Problem statement ▸
Set out each line from the following listing that includes the word "friends".

[BEGIN]

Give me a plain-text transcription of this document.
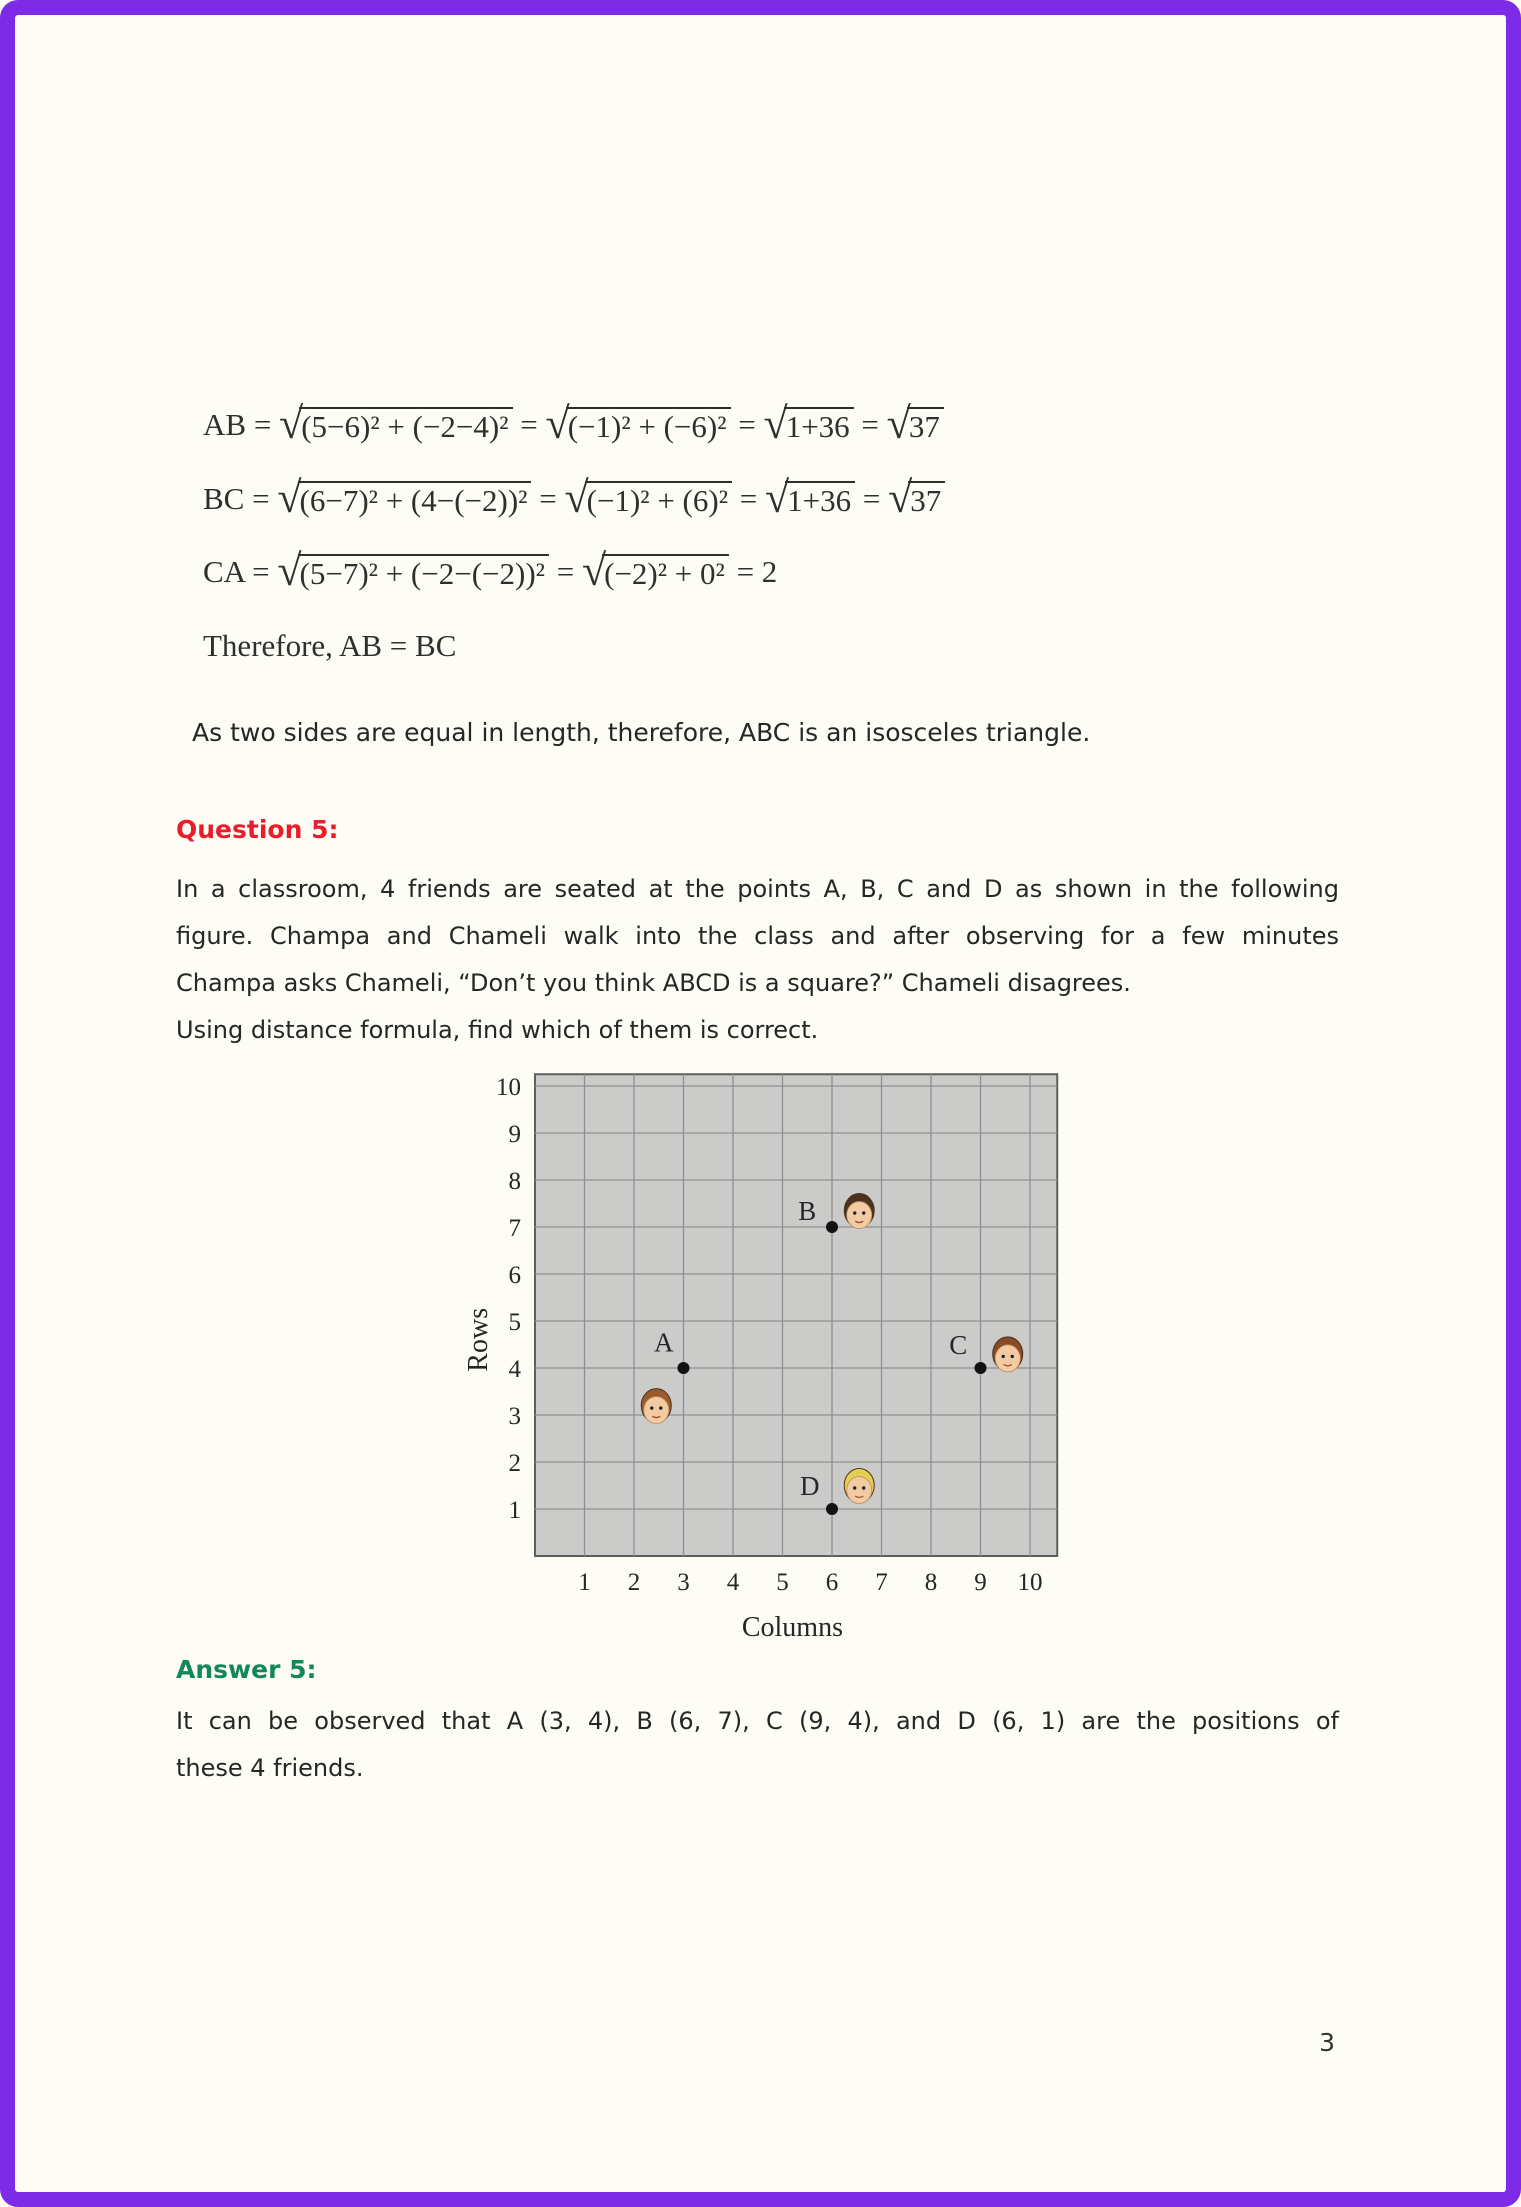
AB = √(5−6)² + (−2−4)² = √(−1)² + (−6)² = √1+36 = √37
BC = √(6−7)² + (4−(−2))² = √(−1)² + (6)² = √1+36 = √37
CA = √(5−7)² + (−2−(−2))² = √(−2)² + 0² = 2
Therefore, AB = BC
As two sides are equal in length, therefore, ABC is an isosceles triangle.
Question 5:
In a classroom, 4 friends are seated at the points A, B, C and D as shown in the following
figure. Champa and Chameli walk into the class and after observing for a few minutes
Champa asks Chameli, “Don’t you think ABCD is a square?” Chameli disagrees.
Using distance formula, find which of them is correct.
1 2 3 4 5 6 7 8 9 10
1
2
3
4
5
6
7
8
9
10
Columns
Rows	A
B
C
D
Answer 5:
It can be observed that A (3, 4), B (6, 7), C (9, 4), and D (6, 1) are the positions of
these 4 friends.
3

[END]
[BEGIN]

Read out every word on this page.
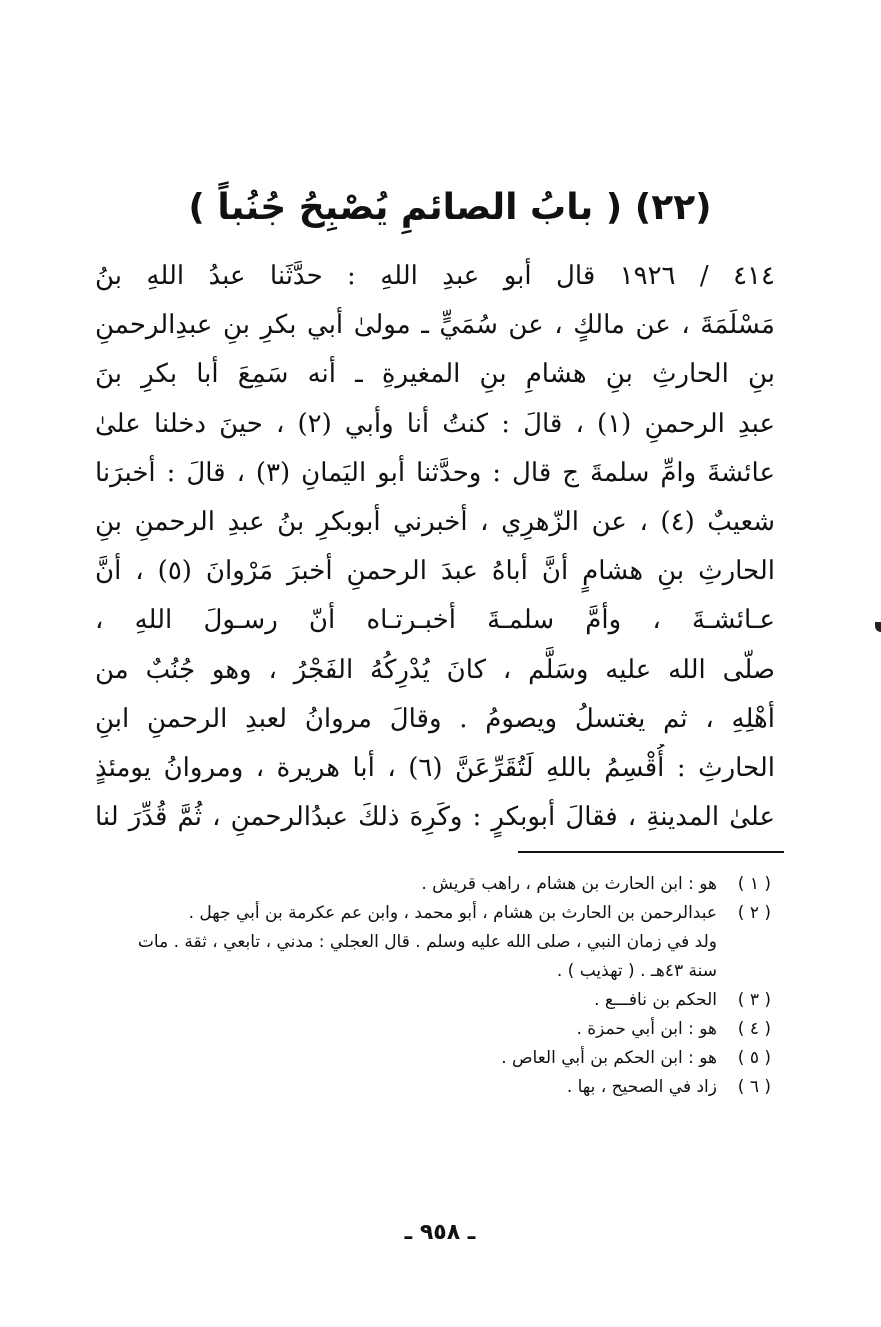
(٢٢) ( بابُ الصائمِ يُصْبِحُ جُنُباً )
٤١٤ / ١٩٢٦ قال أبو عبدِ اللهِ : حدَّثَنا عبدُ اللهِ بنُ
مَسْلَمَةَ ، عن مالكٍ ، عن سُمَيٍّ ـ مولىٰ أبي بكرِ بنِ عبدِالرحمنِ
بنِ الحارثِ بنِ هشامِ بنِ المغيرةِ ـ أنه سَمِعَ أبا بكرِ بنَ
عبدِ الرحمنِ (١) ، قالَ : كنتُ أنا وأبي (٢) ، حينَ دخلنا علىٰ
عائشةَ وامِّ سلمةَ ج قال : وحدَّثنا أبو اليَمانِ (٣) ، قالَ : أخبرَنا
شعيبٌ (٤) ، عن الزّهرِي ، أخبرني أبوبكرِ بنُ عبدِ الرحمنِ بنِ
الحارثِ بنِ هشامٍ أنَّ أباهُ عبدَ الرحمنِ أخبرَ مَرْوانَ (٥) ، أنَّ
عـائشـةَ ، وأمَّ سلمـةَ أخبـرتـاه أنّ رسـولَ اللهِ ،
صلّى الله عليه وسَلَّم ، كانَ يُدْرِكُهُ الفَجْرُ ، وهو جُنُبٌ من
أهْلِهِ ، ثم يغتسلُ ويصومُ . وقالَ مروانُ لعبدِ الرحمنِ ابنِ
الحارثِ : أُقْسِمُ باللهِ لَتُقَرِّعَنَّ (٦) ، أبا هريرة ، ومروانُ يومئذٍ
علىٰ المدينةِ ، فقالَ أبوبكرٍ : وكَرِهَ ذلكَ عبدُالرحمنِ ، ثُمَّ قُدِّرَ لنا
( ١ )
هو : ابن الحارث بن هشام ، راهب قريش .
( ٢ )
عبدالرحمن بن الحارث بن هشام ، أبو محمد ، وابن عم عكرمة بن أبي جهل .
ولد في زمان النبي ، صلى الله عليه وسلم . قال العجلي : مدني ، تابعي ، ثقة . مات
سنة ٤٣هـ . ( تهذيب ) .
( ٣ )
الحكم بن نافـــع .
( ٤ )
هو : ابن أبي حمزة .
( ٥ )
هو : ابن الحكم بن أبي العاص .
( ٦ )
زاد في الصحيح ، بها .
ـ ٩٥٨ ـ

[END]
[BEGIN]

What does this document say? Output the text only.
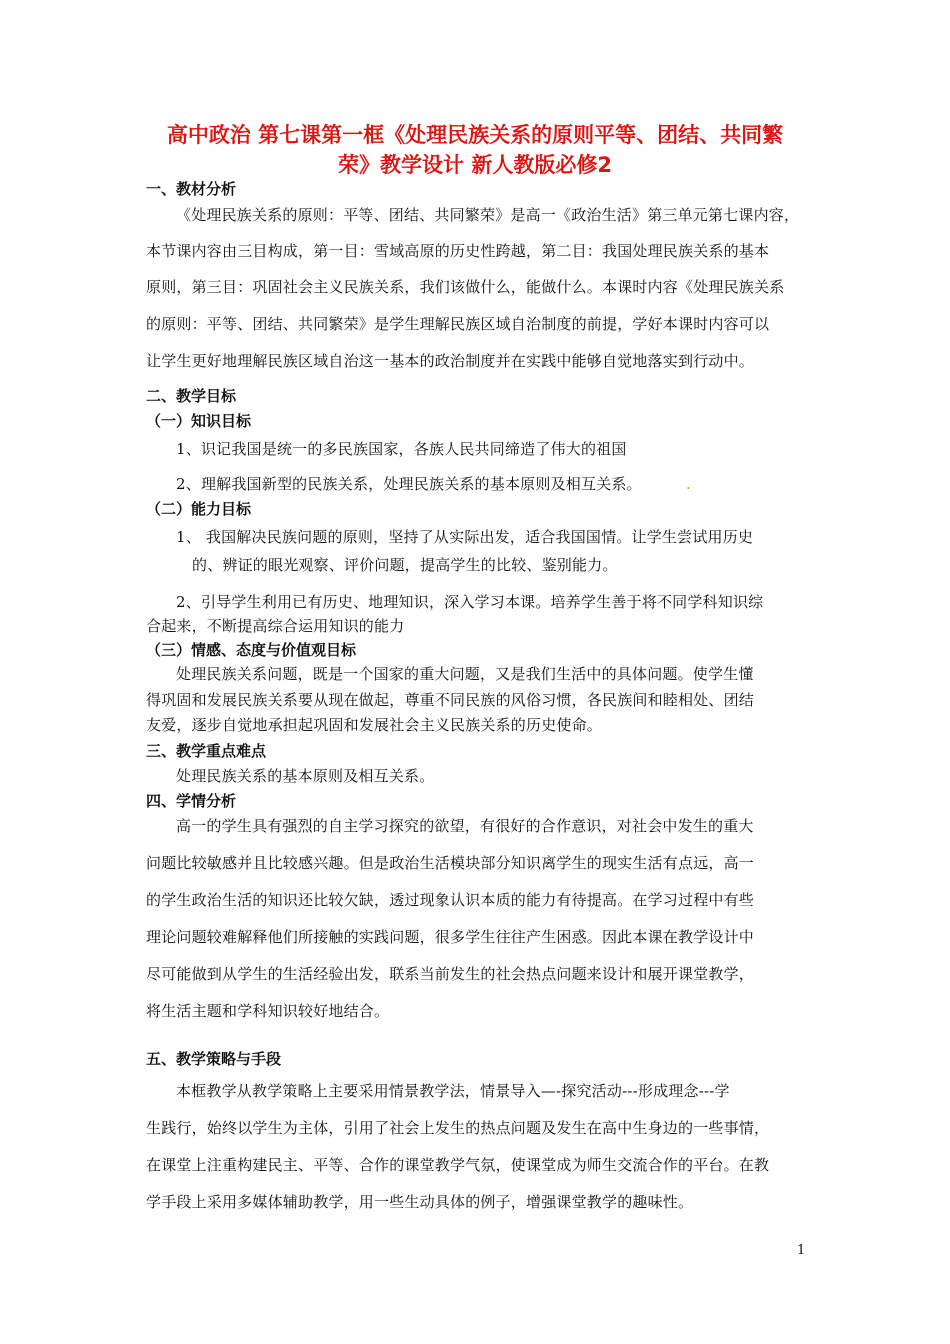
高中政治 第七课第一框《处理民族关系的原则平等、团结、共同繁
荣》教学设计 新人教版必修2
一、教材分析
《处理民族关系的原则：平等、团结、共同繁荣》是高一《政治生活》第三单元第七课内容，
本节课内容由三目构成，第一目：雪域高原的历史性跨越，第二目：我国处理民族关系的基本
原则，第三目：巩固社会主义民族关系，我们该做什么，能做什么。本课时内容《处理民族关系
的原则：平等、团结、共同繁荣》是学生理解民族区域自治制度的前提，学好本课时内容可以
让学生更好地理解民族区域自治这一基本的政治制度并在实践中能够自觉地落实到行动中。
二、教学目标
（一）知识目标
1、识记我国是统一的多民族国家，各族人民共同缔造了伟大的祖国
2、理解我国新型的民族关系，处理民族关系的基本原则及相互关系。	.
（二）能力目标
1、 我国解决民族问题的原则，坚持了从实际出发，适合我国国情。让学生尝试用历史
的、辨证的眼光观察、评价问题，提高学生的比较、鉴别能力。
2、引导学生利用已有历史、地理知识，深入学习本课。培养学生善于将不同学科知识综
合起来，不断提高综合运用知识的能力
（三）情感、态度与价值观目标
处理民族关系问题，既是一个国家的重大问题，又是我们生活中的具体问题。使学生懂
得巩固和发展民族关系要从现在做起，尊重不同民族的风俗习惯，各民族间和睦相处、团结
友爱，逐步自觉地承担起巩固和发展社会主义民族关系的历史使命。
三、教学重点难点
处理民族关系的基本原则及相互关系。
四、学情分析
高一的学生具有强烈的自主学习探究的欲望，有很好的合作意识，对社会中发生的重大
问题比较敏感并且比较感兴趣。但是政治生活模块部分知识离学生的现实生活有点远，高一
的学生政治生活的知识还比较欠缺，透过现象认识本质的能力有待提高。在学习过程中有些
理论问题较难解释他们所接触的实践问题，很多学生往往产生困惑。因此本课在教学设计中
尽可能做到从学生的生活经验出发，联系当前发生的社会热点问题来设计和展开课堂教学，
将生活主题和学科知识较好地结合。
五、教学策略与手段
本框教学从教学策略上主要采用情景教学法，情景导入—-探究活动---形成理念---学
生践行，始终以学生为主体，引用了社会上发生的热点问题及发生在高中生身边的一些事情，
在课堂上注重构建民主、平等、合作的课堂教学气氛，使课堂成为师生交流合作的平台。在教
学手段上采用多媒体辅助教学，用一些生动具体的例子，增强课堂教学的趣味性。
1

[END]

Written solution ▸
In a classroom, 4 friends are seated at the points A, B, C and D as shown in the following
these 4 friends.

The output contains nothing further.